**Work required:**
Write out the material exactly, without any of its pictures.

**Records supplied:**
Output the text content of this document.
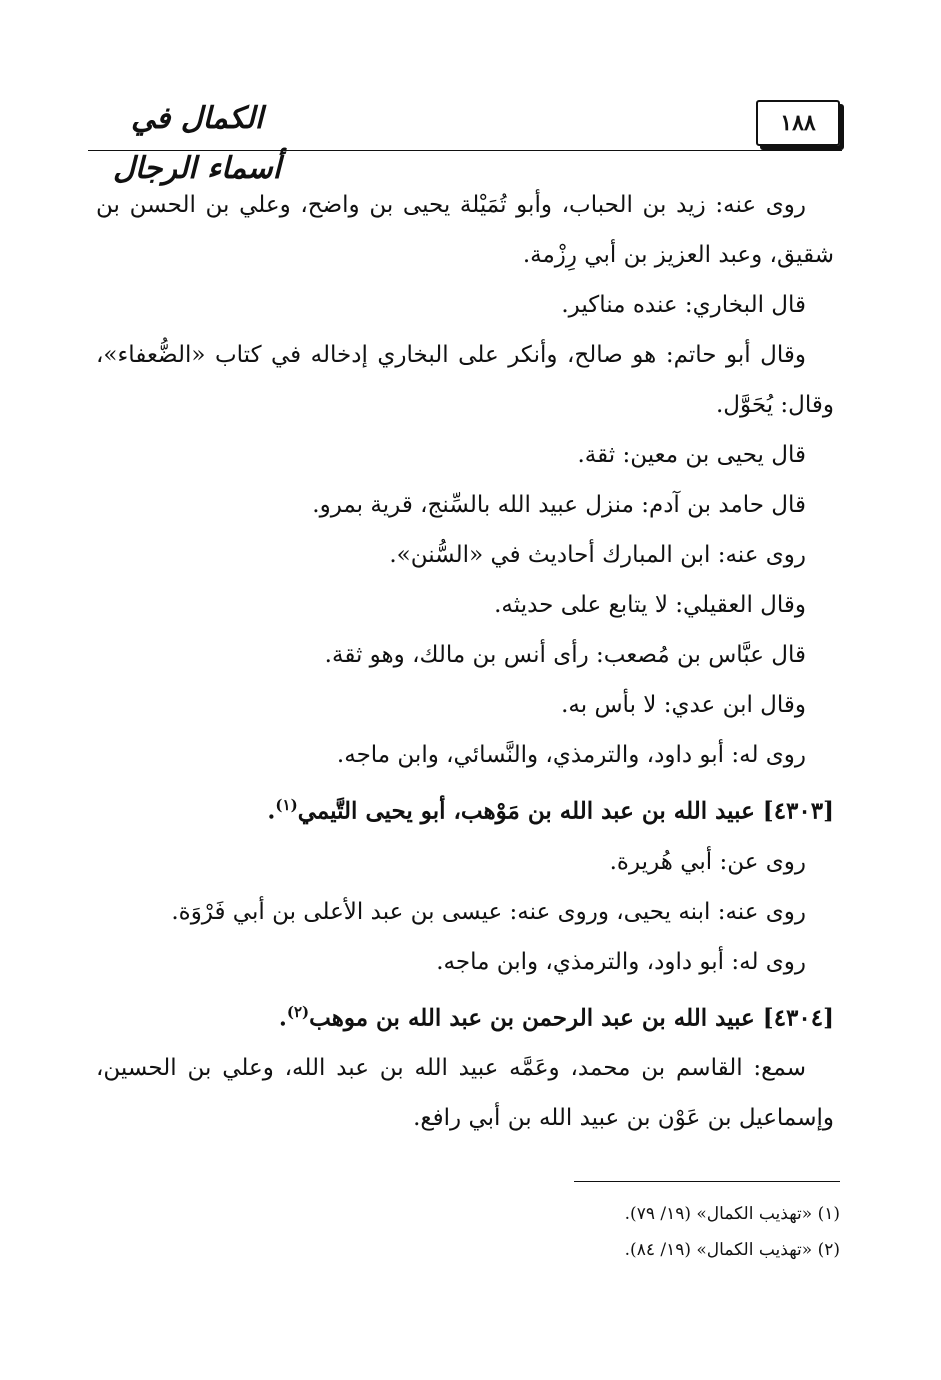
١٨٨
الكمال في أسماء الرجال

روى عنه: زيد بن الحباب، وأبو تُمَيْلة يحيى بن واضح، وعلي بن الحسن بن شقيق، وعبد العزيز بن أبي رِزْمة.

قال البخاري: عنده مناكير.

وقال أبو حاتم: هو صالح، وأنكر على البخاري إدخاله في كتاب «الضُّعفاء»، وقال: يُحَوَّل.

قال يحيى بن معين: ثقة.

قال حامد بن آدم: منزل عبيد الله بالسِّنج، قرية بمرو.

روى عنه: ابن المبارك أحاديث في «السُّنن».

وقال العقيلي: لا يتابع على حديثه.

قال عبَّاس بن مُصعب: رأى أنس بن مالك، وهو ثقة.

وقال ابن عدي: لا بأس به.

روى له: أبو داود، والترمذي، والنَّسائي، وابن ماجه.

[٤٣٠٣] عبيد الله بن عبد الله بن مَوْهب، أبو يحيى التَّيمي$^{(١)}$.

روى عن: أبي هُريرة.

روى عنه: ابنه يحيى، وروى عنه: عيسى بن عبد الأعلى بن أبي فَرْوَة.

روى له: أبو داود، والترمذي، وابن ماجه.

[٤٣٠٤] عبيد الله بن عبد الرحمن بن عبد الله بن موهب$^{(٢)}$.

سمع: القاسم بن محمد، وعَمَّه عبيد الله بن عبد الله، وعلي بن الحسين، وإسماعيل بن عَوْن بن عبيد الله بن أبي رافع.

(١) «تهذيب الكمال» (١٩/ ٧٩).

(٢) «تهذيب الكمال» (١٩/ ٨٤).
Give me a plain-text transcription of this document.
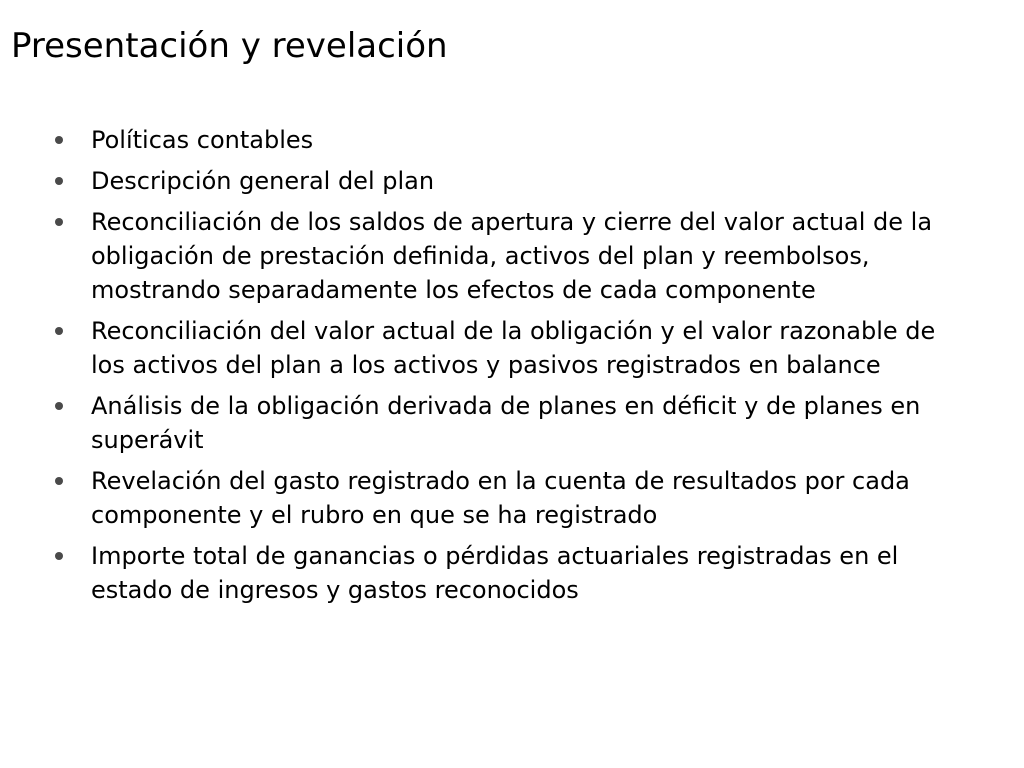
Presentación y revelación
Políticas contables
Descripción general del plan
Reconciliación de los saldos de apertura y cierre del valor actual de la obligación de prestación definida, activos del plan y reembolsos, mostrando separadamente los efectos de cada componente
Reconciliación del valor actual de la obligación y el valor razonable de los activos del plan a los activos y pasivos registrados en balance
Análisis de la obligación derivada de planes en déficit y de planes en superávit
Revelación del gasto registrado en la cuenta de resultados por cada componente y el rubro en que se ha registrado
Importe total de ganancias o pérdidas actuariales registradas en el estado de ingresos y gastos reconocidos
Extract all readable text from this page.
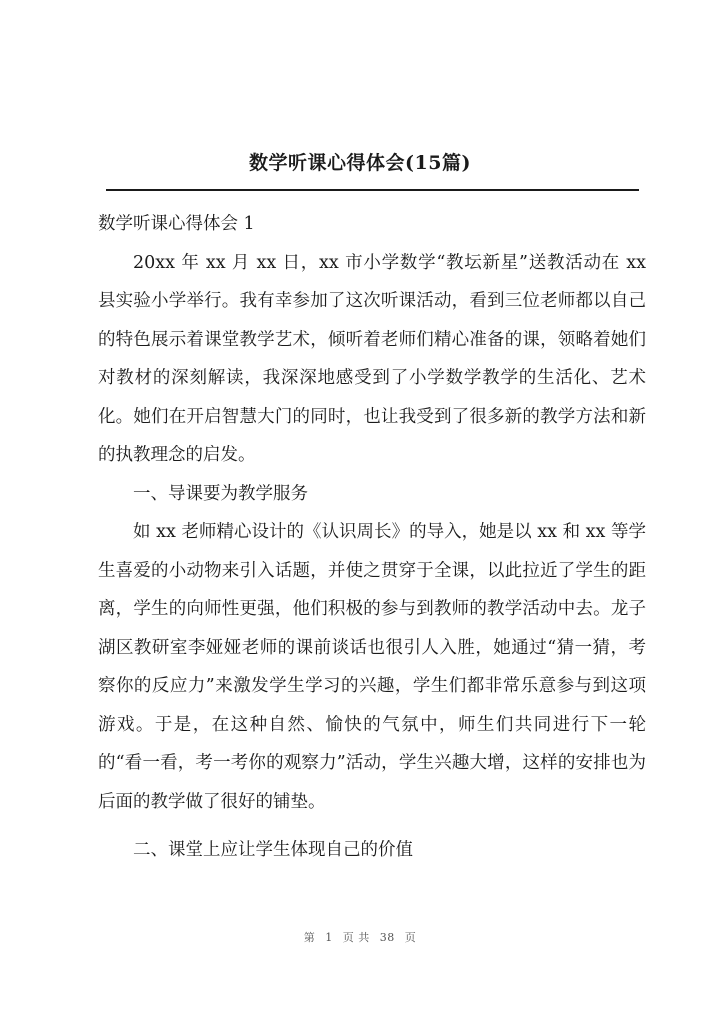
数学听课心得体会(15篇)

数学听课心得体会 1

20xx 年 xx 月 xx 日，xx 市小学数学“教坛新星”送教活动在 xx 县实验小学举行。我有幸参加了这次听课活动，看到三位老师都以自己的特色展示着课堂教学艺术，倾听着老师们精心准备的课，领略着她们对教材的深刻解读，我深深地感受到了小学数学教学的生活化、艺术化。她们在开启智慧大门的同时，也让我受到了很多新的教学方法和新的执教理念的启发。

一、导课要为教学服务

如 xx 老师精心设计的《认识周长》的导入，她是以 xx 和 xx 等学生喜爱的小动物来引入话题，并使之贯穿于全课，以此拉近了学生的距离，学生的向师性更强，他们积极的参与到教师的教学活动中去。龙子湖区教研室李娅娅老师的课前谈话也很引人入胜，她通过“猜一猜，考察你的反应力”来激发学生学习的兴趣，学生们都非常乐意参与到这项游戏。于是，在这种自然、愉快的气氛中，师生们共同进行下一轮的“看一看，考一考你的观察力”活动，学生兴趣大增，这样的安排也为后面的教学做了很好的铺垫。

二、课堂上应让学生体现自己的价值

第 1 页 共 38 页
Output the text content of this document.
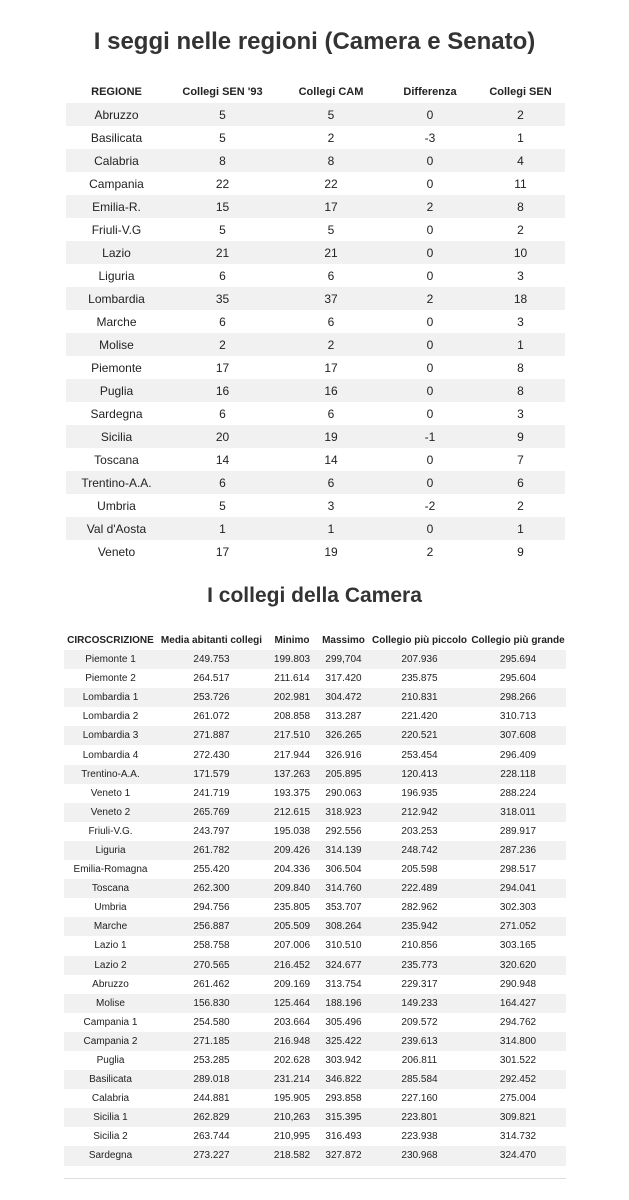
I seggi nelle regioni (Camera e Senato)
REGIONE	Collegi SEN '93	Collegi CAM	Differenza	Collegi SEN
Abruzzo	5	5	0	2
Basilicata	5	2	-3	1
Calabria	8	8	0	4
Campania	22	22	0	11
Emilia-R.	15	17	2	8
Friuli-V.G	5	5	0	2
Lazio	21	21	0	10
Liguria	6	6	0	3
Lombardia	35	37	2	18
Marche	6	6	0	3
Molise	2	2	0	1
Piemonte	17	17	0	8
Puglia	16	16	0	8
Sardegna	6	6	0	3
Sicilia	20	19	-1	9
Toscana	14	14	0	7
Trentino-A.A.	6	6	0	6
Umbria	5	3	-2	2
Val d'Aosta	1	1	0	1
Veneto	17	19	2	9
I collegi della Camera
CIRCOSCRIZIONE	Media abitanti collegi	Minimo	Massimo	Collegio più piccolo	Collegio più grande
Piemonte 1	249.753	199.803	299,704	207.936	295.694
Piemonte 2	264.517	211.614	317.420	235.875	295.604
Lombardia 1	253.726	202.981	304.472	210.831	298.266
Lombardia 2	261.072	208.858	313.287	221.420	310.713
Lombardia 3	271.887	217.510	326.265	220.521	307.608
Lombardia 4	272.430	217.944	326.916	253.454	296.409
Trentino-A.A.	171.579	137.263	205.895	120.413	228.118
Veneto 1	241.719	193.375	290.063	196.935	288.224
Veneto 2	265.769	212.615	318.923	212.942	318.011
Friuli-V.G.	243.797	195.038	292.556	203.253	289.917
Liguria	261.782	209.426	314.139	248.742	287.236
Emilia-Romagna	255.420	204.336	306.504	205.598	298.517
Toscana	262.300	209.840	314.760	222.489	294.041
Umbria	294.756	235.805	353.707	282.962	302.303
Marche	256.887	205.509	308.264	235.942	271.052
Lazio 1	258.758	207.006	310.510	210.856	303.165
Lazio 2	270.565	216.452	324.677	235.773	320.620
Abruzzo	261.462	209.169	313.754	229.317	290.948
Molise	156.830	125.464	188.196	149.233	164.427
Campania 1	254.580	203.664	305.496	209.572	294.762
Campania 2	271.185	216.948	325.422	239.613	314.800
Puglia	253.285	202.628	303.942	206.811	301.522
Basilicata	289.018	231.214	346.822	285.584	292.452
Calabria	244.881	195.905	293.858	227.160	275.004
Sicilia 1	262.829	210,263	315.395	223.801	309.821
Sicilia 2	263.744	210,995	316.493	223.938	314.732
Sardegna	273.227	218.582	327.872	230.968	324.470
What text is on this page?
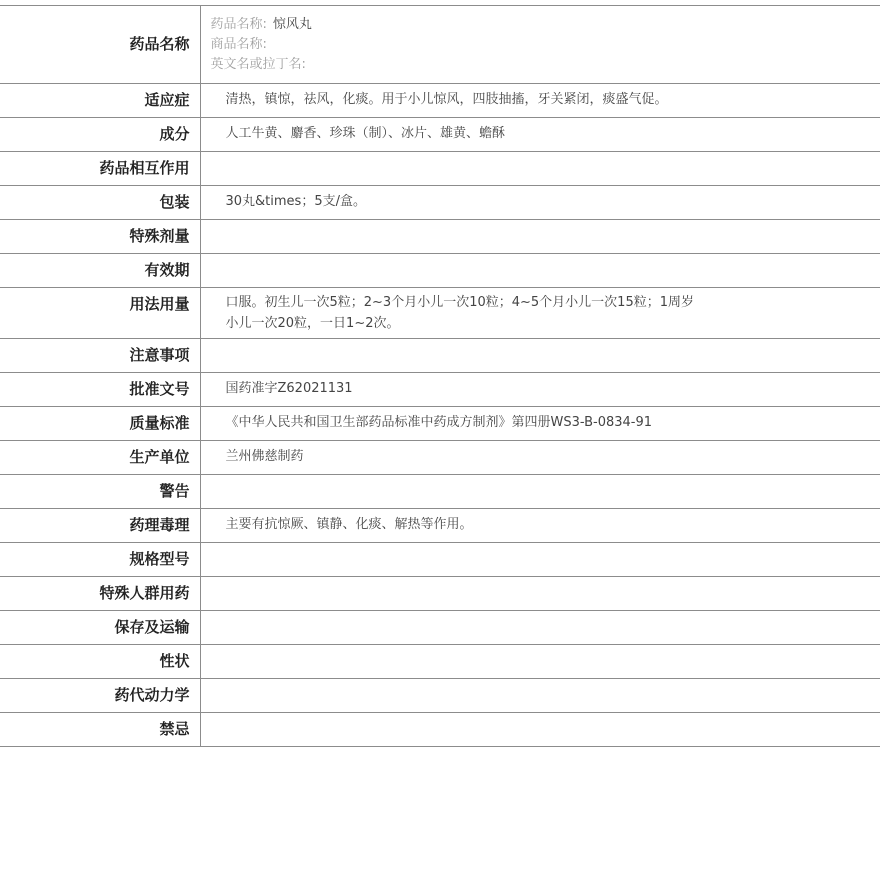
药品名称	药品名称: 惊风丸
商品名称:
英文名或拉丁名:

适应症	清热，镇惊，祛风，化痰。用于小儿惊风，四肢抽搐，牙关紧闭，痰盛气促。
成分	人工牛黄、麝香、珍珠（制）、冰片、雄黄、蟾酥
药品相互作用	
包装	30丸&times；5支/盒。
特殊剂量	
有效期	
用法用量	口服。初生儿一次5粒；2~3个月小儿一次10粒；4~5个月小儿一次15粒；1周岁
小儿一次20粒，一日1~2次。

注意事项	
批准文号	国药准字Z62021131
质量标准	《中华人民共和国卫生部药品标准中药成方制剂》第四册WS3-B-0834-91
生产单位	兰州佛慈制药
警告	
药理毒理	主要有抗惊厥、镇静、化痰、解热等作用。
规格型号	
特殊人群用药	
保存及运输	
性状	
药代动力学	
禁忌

**Correct answer:**
Output the text content of this document.
١٨٨
الكمال في أسماء الرجال

روى عنه: زيد بن الحباب، وأبو تُمَيْلة يحيى بن واضح، وعلي بن الحسن بن شقيق، وعبد العزيز بن أبي رِزْمة.

قال البخاري: عنده مناكير.

وقال أبو حاتم: هو صالح، وأنكر على البخاري إدخاله في كتاب «الضُّعفاء»، وقال: يُحَوَّل.

قال يحيى بن معين: ثقة.

قال حامد بن آدم: منزل عبيد الله بالسِّنج، قرية بمرو.

روى عنه: ابن المبارك أحاديث في «السُّنن».

وقال العقيلي: لا يتابع على حديثه.

قال عبَّاس بن مُصعب: رأى أنس بن مالك، وهو ثقة.

وقال ابن عدي: لا بأس به.

روى له: أبو داود، والترمذي، والنَّسائي، وابن ماجه.

[٤٣٠٣] عبيد الله بن عبد الله بن مَوْهب، أبو يحيى التَّيمي$^{(١)}$.

روى عن: أبي هُريرة.

روى عنه: ابنه يحيى، وروى عنه: عيسى بن عبد الأعلى بن أبي فَرْوَة.

روى له: أبو داود، والترمذي، وابن ماجه.

[٤٣٠٤] عبيد الله بن عبد الرحمن بن عبد الله بن موهب$^{(٢)}$.

سمع: القاسم بن محمد، وعَمَّه عبيد الله بن عبد الله، وعلي بن الحسين، وإسماعيل بن عَوْن بن عبيد الله بن أبي رافع.

(١) «تهذيب الكمال» (١٩/ ٧٩).

(٢) «تهذيب الكمال» (١٩/ ٨٤).
Give me a plain-text transcription of this document.
Presentación y revelación
Políticas contables
Descripción general del plan
Reconciliación de los saldos de apertura y cierre del valor actual de la obligación de prestación definida, activos del plan y reembolsos, mostrando separadamente los efectos de cada componente
Reconciliación del valor actual de la obligación y el valor razonable de los activos del plan a los activos y pasivos registrados en balance
Análisis de la obligación derivada de planes en déficit y de planes en superávit
Revelación del gasto registrado en la cuenta de resultados por cada componente y el rubro en que se ha registrado
Importe total de ganancias o pérdidas actuariales registradas en el estado de ingresos y gastos reconocidos
Extract all readable text from this page.
数学听课心得体会(15篇)

数学听课心得体会 1

20xx 年 xx 月 xx 日，xx 市小学数学“教坛新星”送教活动在 xx 县实验小学举行。我有幸参加了这次听课活动，看到三位老师都以自己的特色展示着课堂教学艺术，倾听着老师们精心准备的课，领略着她们对教材的深刻解读，我深深地感受到了小学数学教学的生活化、艺术化。她们在开启智慧大门的同时，也让我受到了很多新的教学方法和新的执教理念的启发。

一、导课要为教学服务

如 xx 老师精心设计的《认识周长》的导入，她是以 xx 和 xx 等学生喜爱的小动物来引入话题，并使之贯穿于全课，以此拉近了学生的距离，学生的向师性更强，他们积极的参与到教师的教学活动中去。龙子湖区教研室李娅娅老师的课前谈话也很引人入胜，她通过“猜一猜，考察你的反应力”来激发学生学习的兴趣，学生们都非常乐意参与到这项游戏。于是，在这种自然、愉快的气氛中，师生们共同进行下一轮的“看一看，考一考你的观察力”活动，学生兴趣大增，这样的安排也为后面的教学做了很好的铺垫。

二、课堂上应让学生体现自己的价值

第 1 页 共 38 页
Output the text content of this document.
I seggi nelle regioni (Camera e Senato)
REGIONE	Collegi SEN '93	Collegi CAM	Differenza	Collegi SEN
Abruzzo	5	5	0	2
Basilicata	5	2	-3	1
Calabria	8	8	0	4
Campania	22	22	0	11
Emilia-R.	15	17	2	8
Friuli-V.G	5	5	0	2
Lazio	21	21	0	10
Liguria	6	6	0	3
Lombardia	35	37	2	18
Marche	6	6	0	3
Molise	2	2	0	1
Piemonte	17	17	0	8
Puglia	16	16	0	8
Sardegna	6	6	0	3
Sicilia	20	19	-1	9
Toscana	14	14	0	7
Trentino-A.A.	6	6	0	6
Umbria	5	3	-2	2
Val d'Aosta	1	1	0	1
Veneto	17	19	2	9
I collegi della Camera
CIRCOSCRIZIONE	Media abitanti collegi	Minimo	Massimo	Collegio più piccolo	Collegio più grande
Piemonte 1	249.753	199.803	299,704	207.936	295.694
Piemonte 2	264.517	211.614	317.420	235.875	295.604
Lombardia 1	253.726	202.981	304.472	210.831	298.266
Lombardia 2	261.072	208.858	313.287	221.420	310.713
Lombardia 3	271.887	217.510	326.265	220.521	307.608
Lombardia 4	272.430	217.944	326.916	253.454	296.409
Trentino-A.A.	171.579	137.263	205.895	120.413	228.118
Veneto 1	241.719	193.375	290.063	196.935	288.224
Veneto 2	265.769	212.615	318.923	212.942	318.011
Friuli-V.G.	243.797	195.038	292.556	203.253	289.917
Liguria	261.782	209.426	314.139	248.742	287.236
Emilia-Romagna	255.420	204.336	306.504	205.598	298.517
Toscana	262.300	209.840	314.760	222.489	294.041
Umbria	294.756	235.805	353.707	282.962	302.303
Marche	256.887	205.509	308.264	235.942	271.052
Lazio 1	258.758	207.006	310.510	210.856	303.165
Lazio 2	270.565	216.452	324.677	235.773	320.620
Abruzzo	261.462	209.169	313.754	229.317	290.948
Molise	156.830	125.464	188.196	149.233	164.427
Campania 1	254.580	203.664	305.496	209.572	294.762
Campania 2	271.185	216.948	325.422	239.613	314.800
Puglia	253.285	202.628	303.942	206.811	301.522
Basilicata	289.018	231.214	346.822	285.584	292.452
Calabria	244.881	195.905	293.858	227.160	275.004
Sicilia 1	262.829	210,263	315.395	223.801	309.821
Sicilia 2	263.744	210,995	316.493	223.938	314.732
Sardegna	273.227	218.582	327.872	230.968	324.470
What text is on this page?
药品名称	药品名称: 惊风丸
商品名称:
英文名或拉丁名:

适应症	清热，镇惊，祛风，化痰。用于小儿惊风，四肢抽搐，牙关紧闭，痰盛气促。
成分	人工牛黄、麝香、珍珠（制）、冰片、雄黄、蟾酥
药品相互作用	
包装	30丸&times；5支/盒。
特殊剂量	
有效期	
用法用量	口服。初生儿一次5粒；2~3个月小儿一次10粒；4~5个月小儿一次15粒；1周岁
小儿一次20粒，一日1~2次。

注意事项	
批准文号	国药准字Z62021131
质量标准	《中华人民共和国卫生部药品标准中药成方制剂》第四册WS3-B-0834-91
生产单位	兰州佛慈制药
警告	
药理毒理	主要有抗惊厥、镇静、化痰、解热等作用。
规格型号	
特殊人群用药	
保存及运输	
性状	
药代动力学	
禁忌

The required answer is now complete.